** Written task **
Tally the lines that include the word "Волжский" and reply with nothing but the total.

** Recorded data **
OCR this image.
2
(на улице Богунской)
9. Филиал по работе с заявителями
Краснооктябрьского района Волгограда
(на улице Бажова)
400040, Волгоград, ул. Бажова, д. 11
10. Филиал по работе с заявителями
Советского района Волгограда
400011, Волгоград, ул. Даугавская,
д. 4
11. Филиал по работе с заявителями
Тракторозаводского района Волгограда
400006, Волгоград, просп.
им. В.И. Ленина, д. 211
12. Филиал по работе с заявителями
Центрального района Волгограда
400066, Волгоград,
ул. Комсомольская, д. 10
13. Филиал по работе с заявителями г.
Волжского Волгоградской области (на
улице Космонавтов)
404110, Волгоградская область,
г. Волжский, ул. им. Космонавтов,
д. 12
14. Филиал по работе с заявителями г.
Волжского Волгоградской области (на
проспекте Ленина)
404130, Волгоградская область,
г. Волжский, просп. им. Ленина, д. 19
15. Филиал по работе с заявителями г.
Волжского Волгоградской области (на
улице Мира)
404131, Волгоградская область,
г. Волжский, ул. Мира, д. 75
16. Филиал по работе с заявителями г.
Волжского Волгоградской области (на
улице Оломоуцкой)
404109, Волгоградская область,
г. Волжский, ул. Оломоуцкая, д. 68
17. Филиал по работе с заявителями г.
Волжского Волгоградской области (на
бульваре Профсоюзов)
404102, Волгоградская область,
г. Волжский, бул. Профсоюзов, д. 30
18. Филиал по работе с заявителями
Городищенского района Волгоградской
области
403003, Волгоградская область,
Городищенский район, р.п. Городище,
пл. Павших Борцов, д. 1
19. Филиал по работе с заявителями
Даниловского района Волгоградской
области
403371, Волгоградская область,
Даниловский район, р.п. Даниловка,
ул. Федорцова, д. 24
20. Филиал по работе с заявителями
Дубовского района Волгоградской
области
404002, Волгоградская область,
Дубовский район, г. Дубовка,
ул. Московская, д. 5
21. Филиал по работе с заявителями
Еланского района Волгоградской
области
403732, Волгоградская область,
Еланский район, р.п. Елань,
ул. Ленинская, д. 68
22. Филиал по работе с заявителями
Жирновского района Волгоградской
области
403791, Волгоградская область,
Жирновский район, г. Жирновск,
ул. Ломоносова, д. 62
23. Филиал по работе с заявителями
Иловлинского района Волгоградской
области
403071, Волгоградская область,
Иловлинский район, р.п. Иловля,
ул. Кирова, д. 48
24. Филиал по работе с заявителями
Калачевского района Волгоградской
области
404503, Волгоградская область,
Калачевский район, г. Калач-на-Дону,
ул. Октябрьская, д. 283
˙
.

** Worked solution **
5